WHAT TO DO — Print each entry exactly, all the way through.

EXTRACTED RECORDS —
________________

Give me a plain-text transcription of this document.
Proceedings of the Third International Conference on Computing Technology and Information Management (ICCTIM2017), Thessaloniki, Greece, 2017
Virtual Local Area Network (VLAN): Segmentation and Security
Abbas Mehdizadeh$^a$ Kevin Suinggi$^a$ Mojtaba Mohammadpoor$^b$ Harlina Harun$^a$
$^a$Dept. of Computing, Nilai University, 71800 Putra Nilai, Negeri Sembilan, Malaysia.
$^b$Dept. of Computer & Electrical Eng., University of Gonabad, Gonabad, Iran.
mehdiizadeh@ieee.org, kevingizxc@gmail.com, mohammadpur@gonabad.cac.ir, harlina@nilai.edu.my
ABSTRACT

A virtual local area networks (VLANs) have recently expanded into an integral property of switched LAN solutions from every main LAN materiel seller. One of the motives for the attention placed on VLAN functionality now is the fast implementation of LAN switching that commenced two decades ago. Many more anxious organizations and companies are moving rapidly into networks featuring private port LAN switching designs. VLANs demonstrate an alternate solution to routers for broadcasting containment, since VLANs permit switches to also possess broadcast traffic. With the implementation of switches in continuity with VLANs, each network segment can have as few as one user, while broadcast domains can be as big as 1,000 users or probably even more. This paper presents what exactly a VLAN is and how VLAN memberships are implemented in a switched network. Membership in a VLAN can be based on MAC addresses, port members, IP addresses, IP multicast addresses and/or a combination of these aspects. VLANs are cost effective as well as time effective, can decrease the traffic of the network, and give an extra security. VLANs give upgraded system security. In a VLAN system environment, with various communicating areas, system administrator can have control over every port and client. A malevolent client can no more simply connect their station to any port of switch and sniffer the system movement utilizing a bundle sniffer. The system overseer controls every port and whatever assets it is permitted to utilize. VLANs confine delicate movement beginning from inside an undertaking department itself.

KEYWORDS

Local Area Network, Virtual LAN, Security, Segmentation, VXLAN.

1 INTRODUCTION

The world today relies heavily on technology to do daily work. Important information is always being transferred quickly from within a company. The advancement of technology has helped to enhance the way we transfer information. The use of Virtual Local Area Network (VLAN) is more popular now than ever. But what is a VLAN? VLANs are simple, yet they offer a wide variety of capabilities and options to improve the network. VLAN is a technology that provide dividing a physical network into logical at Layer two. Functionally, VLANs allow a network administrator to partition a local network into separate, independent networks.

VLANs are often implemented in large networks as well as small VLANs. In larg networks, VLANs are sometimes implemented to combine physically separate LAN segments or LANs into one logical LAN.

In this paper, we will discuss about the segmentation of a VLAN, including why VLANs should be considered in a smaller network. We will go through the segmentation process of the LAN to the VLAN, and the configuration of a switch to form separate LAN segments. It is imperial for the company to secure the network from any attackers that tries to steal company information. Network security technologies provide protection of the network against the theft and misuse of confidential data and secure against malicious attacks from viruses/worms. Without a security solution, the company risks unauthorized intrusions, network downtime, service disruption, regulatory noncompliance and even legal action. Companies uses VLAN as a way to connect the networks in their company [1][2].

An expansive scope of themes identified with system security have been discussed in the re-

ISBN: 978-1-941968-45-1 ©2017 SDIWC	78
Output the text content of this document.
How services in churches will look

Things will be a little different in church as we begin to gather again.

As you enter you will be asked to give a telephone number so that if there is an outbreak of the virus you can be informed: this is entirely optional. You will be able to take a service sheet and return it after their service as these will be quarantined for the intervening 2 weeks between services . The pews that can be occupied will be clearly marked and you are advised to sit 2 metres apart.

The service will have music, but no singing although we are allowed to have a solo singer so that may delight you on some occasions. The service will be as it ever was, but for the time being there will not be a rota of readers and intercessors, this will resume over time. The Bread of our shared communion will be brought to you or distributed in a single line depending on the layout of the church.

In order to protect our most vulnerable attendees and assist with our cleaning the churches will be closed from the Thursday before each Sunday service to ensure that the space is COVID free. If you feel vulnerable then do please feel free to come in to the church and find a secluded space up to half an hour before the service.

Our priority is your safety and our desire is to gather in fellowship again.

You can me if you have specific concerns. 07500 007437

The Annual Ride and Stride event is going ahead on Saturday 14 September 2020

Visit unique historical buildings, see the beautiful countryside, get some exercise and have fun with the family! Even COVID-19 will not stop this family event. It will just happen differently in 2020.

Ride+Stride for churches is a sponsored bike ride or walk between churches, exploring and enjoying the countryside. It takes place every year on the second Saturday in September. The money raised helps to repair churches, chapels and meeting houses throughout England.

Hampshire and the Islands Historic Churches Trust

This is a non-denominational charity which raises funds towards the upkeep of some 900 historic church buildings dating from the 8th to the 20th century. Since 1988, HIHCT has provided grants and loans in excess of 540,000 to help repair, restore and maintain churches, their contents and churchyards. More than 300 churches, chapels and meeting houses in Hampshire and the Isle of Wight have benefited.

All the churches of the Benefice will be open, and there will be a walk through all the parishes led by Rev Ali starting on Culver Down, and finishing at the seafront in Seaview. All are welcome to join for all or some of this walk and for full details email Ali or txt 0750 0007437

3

________________

SOLUTION FOR THIS TASK —
Give me a plain-text transcription of this document.
Proceedings of the Third International Conference on Computing Technology and Information Management (ICCTIM2017), Thessaloniki, Greece, 2017
Virtual Local Area Network (VLAN): Segmentation and Security
Abbas Mehdizadeh$^a$ Kevin Suinggi$^a$ Mojtaba Mohammadpoor$^b$ Harlina Harun$^a$
$^a$Dept. of Computing, Nilai University, 71800 Putra Nilai, Negeri Sembilan, Malaysia.
$^b$Dept. of Computer & Electrical Eng., University of Gonabad, Gonabad, Iran.
mehdiizadeh@ieee.org, kevingizxc@gmail.com, mohammadpur@gonabad.cac.ir, harlina@nilai.edu.my
ABSTRACT

A virtual local area networks (VLANs) have recently expanded into an integral property of switched LAN solutions from every main LAN materiel seller. One of the motives for the attention placed on VLAN functionality now is the fast implementation of LAN switching that commenced two decades ago. Many more anxious organizations and companies are moving rapidly into networks featuring private port LAN switching designs. VLANs demonstrate an alternate solution to routers for broadcasting containment, since VLANs permit switches to also possess broadcast traffic. With the implementation of switches in continuity with VLANs, each network segment can have as few as one user, while broadcast domains can be as big as 1,000 users or probably even more. This paper presents what exactly a VLAN is and how VLAN memberships are implemented in a switched network. Membership in a VLAN can be based on MAC addresses, port members, IP addresses, IP multicast addresses and/or a combination of these aspects. VLANs are cost effective as well as time effective, can decrease the traffic of the network, and give an extra security. VLANs give upgraded system security. In a VLAN system environment, with various communicating areas, system administrator can have control over every port and client. A malevolent client can no more simply connect their station to any port of switch and sniffer the system movement utilizing a bundle sniffer. The system overseer controls every port and whatever assets it is permitted to utilize. VLANs confine delicate movement beginning from inside an undertaking department itself.

KEYWORDS

Local Area Network, Virtual LAN, Security, Segmentation, VXLAN.

1 INTRODUCTION

The world today relies heavily on technology to do daily work. Important information is always being transferred quickly from within a company. The advancement of technology has helped to enhance the way we transfer information. The use of Virtual Local Area Network (VLAN) is more popular now than ever. But what is a VLAN? VLANs are simple, yet they offer a wide variety of capabilities and options to improve the network. VLAN is a technology that provide dividing a physical network into logical at Layer two. Functionally, VLANs allow a network administrator to partition a local network into separate, independent networks.

VLANs are often implemented in large networks as well as small VLANs. In larg networks, VLANs are sometimes implemented to combine physically separate LAN segments or LANs into one logical LAN.

In this paper, we will discuss about the segmentation of a VLAN, including why VLANs should be considered in a smaller network. We will go through the segmentation process of the LAN to the VLAN, and the configuration of a switch to form separate LAN segments. It is imperial for the company to secure the network from any attackers that tries to steal company information. Network security technologies provide protection of the network against the theft and misuse of confidential data and secure against malicious attacks from viruses/worms. Without a security solution, the company risks unauthorized intrusions, network downtime, service disruption, regulatory noncompliance and even legal action. Companies uses VLAN as a way to connect the networks in their company [1][2].

An expansive scope of themes identified with system security have been discussed in the re-

ISBN: 978-1-941968-45-1 ©2017 SDIWC	78
Output the text content of this document.
How services in churches will look

Things will be a little different in church as we begin to gather again.

As you enter you will be asked to give a telephone number so that if there is an outbreak of the virus you can be informed: this is entirely optional. You will be able to take a service sheet and return it after their service as these will be quarantined for the intervening 2 weeks between services . The pews that can be occupied will be clearly marked and you are advised to sit 2 metres apart.

The service will have music, but no singing although we are allowed to have a solo singer so that may delight you on some occasions. The service will be as it ever was, but for the time being there will not be a rota of readers and intercessors, this will resume over time. The Bread of our shared communion will be brought to you or distributed in a single line depending on the layout of the church.

In order to protect our most vulnerable attendees and assist with our cleaning the churches will be closed from the Thursday before each Sunday service to ensure that the space is COVID free. If you feel vulnerable then do please feel free to come in to the church and find a secluded space up to half an hour before the service.

Our priority is your safety and our desire is to gather in fellowship again.

You can me if you have specific concerns. 07500 007437

The Annual Ride and Stride event is going ahead on Saturday 14 September 2020

Visit unique historical buildings, see the beautiful countryside, get some exercise and have fun with the family! Even COVID-19 will not stop this family event. It will just happen differently in 2020.

Ride+Stride for churches is a sponsored bike ride or walk between churches, exploring and enjoying the countryside. It takes place every year on the second Saturday in September. The money raised helps to repair churches, chapels and meeting houses throughout England.

Hampshire and the Islands Historic Churches Trust

This is a non-denominational charity which raises funds towards the upkeep of some 900 historic church buildings dating from the 8th to the 20th century. Since 1988, HIHCT has provided grants and loans in excess of 540,000 to help repair, restore and maintain churches, their contents and churchyards. More than 300 churches, chapels and meeting houses in Hampshire and the Isle of Wight have benefited.

All the churches of the Benefice will be open, and there will be a walk through all the parishes led by Rev Ali starting on Culver Down, and finishing at the seafront in Seaview. All are welcome to join for all or some of this walk and for full details email Ali or txt 0750 0007437

3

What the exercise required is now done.